Exercise details:
Every line with the word "expertise" in it should be extracted from the data that follows.

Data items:
*****

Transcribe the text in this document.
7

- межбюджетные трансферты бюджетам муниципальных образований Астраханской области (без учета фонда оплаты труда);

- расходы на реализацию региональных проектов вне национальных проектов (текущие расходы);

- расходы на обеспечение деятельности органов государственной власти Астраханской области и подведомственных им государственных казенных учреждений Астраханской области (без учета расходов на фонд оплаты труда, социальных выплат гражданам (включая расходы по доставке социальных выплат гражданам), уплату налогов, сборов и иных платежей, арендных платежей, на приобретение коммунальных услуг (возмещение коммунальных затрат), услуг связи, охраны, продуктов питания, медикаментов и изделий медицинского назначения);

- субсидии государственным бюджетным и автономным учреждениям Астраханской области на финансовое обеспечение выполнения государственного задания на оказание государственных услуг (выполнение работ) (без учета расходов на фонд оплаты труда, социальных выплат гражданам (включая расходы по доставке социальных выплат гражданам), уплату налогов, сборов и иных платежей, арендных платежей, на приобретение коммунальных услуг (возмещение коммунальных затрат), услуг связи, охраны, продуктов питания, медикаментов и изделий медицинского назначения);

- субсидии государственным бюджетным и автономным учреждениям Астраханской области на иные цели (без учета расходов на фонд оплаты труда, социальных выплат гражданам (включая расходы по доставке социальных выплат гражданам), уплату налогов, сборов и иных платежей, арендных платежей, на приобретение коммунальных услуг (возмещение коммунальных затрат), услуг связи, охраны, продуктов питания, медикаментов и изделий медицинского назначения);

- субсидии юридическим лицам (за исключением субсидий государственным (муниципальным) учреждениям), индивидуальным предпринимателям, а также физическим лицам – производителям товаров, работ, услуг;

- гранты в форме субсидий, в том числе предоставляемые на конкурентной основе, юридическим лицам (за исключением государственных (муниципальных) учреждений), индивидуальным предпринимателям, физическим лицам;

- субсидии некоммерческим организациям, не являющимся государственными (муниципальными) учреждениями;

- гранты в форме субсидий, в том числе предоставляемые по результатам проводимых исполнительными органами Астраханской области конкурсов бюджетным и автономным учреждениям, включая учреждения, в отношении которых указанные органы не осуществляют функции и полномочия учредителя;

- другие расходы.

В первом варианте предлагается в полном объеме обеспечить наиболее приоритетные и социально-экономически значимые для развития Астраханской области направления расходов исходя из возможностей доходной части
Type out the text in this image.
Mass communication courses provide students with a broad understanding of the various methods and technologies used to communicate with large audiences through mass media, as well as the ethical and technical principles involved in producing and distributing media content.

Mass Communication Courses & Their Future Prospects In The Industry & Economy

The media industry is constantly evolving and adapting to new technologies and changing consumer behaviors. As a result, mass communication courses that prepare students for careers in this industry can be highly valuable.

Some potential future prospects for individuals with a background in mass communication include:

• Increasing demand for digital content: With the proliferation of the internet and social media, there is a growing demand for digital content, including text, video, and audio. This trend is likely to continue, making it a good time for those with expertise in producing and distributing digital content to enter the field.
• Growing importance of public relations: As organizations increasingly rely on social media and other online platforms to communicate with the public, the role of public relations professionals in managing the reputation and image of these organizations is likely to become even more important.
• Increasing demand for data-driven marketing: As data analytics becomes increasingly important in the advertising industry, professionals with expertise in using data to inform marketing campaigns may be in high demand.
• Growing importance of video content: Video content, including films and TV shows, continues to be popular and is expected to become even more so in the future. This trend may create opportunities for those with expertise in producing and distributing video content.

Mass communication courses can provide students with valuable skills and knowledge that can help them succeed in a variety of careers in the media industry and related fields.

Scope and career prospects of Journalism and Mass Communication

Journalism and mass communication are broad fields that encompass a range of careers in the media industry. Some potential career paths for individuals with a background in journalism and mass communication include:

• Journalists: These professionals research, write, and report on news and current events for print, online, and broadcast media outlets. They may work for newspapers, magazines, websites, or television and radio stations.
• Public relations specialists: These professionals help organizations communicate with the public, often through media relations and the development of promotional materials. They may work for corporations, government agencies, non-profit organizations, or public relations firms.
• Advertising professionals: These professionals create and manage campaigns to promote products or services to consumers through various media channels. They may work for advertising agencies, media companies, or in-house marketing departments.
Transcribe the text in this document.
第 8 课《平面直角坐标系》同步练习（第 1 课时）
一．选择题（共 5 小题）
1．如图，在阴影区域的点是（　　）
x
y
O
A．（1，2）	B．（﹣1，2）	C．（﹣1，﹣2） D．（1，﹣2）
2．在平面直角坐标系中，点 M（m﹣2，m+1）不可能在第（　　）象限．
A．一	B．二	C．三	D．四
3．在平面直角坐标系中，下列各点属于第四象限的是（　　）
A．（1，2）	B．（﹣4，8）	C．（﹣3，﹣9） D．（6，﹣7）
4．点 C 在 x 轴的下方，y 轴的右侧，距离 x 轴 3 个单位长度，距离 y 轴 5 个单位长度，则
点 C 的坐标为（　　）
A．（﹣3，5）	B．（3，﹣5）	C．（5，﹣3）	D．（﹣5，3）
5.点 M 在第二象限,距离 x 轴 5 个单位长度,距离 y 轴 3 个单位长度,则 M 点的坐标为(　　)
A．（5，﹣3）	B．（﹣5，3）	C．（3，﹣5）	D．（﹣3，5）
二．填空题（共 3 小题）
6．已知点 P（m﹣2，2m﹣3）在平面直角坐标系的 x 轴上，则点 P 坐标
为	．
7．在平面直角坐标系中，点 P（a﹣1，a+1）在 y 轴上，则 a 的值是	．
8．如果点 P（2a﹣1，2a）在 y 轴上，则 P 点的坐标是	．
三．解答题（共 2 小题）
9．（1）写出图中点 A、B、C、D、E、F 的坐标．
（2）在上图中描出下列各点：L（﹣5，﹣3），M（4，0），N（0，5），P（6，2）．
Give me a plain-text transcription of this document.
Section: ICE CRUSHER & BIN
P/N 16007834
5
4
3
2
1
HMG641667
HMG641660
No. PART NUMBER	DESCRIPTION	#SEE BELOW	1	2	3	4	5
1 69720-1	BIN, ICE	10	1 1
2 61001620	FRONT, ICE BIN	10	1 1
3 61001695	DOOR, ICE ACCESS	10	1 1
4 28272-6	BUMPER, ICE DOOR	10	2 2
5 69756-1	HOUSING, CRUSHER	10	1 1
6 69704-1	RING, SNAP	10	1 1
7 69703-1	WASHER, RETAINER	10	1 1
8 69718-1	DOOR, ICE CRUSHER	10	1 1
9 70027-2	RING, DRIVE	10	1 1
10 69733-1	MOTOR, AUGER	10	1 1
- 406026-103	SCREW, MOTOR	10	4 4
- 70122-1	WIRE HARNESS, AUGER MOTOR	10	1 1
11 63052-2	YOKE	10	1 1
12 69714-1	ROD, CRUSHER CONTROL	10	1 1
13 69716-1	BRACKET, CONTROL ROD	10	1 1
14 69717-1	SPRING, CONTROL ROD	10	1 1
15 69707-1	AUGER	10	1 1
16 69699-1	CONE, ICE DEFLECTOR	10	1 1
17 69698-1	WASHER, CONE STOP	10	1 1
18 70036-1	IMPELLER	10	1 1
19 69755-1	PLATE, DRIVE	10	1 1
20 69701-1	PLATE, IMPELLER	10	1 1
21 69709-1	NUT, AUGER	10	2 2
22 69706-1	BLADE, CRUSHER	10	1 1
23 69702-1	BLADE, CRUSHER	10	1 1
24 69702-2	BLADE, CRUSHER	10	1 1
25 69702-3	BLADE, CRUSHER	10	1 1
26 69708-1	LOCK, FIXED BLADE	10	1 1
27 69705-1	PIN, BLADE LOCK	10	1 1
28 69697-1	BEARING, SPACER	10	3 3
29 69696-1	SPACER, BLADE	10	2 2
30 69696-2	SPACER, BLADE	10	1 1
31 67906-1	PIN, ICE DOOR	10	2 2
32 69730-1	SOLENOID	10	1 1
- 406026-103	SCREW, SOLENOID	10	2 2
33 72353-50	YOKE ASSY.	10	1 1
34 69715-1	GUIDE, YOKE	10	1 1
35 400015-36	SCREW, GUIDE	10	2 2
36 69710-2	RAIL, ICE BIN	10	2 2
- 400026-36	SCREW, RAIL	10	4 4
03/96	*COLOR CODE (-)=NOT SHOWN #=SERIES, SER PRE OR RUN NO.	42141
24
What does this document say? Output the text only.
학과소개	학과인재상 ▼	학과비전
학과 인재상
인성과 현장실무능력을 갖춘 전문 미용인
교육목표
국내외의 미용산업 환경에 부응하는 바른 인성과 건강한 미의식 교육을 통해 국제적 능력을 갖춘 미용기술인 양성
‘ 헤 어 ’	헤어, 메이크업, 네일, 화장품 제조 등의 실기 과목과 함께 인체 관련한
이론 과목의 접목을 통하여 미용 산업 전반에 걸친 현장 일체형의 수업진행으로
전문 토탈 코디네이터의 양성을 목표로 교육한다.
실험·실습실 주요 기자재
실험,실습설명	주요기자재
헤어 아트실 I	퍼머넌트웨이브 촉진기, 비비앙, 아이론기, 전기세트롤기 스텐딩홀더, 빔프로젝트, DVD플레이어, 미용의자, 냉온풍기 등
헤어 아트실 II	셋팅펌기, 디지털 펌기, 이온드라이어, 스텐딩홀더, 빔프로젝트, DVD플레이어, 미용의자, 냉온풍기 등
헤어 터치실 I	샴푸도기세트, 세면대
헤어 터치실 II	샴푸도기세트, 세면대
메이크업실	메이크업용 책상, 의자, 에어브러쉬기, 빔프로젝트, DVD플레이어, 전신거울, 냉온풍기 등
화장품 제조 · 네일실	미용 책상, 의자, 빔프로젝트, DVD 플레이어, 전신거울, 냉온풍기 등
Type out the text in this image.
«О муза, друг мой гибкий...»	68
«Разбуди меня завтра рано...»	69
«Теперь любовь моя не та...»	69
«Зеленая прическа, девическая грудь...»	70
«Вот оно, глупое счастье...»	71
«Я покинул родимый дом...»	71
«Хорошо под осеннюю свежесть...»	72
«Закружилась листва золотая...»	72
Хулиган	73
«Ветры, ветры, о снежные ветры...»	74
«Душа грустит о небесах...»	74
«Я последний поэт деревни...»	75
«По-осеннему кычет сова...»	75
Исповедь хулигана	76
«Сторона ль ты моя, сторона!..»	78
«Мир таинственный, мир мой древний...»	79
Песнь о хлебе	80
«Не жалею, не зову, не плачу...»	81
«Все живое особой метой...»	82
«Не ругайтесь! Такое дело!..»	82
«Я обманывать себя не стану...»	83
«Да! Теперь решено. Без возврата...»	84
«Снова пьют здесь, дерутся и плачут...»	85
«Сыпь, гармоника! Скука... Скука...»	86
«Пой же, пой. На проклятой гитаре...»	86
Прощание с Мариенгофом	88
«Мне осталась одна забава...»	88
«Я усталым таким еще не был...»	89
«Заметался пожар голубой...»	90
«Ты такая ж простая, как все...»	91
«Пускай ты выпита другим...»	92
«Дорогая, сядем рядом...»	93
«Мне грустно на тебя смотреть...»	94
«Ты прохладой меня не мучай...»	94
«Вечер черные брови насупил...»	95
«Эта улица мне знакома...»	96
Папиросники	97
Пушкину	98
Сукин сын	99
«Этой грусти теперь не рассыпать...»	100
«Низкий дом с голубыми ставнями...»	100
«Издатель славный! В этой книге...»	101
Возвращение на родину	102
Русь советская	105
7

*****

Written response:
• Increasing demand for digital content: With the proliferation of the internet and social media, there is a growing demand for digital content, including text, video, and audio. This trend is likely to continue, making it a good time for those with expertise in producing and distributing digital content to enter the field.
• Increasing demand for data-driven marketing: As data analytics becomes increasingly important in the advertising industry, professionals with expertise in using data to inform marketing campaigns may be in high demand.
• Growing importance of video content: Video content, including films and TV shows, continues to be popular and is expected to become even more so in the future. This trend may create opportunities for those with expertise in producing and distributing video content.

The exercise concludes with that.